↓
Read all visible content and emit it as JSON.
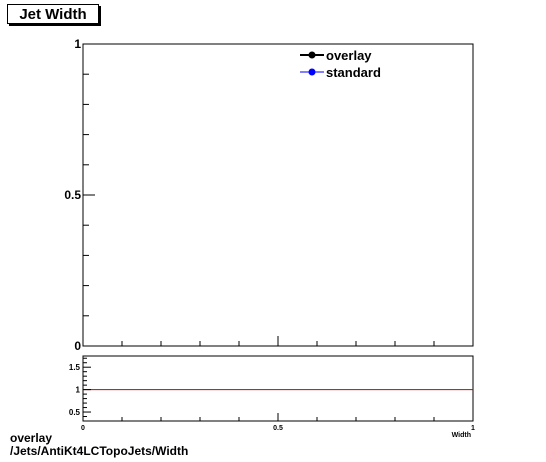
{
  "title": "Jet Width",
  "footer": {
    "line1": "overlay",
    "line2": "/Jets/AntiKt4LCTopoJets/Width"
  },
  "chart_data": [
    {
      "type": "line",
      "title": "Jet Width",
      "xlabel": "",
      "ylabel": "",
      "xlim": [
        0,
        1
      ],
      "ylim": [
        0,
        1
      ],
      "y_ticks": [
        "0",
        "0.5",
        "1"
      ],
      "legend": {
        "placement": "top-right",
        "entries": [
          "overlay",
          "standard"
        ]
      },
      "series": [
        {
          "name": "overlay",
          "color": "#000000",
          "marker": "circle",
          "x": [],
          "y": []
        },
        {
          "name": "standard",
          "color": "#0000ff",
          "marker": "circle",
          "x": [],
          "y": []
        }
      ],
      "grid": false
    },
    {
      "type": "line",
      "xlabel": "Width",
      "ylabel": "",
      "xlim": [
        0,
        1
      ],
      "ylim": [
        0.3,
        1.75
      ],
      "x_ticks": [
        "0",
        "0.5",
        "1"
      ],
      "y_ticks": [
        "0.5",
        "1",
        "1.5"
      ],
      "reference_line": {
        "y": 1,
        "color": "#cc0000"
      },
      "grid": false
    }
  ]
}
↑
* _GIVEN REQUEST_
Check every line of the entries above for the word "color" and report how many lines contain it, giving the number only.

* _THE REPLY_
3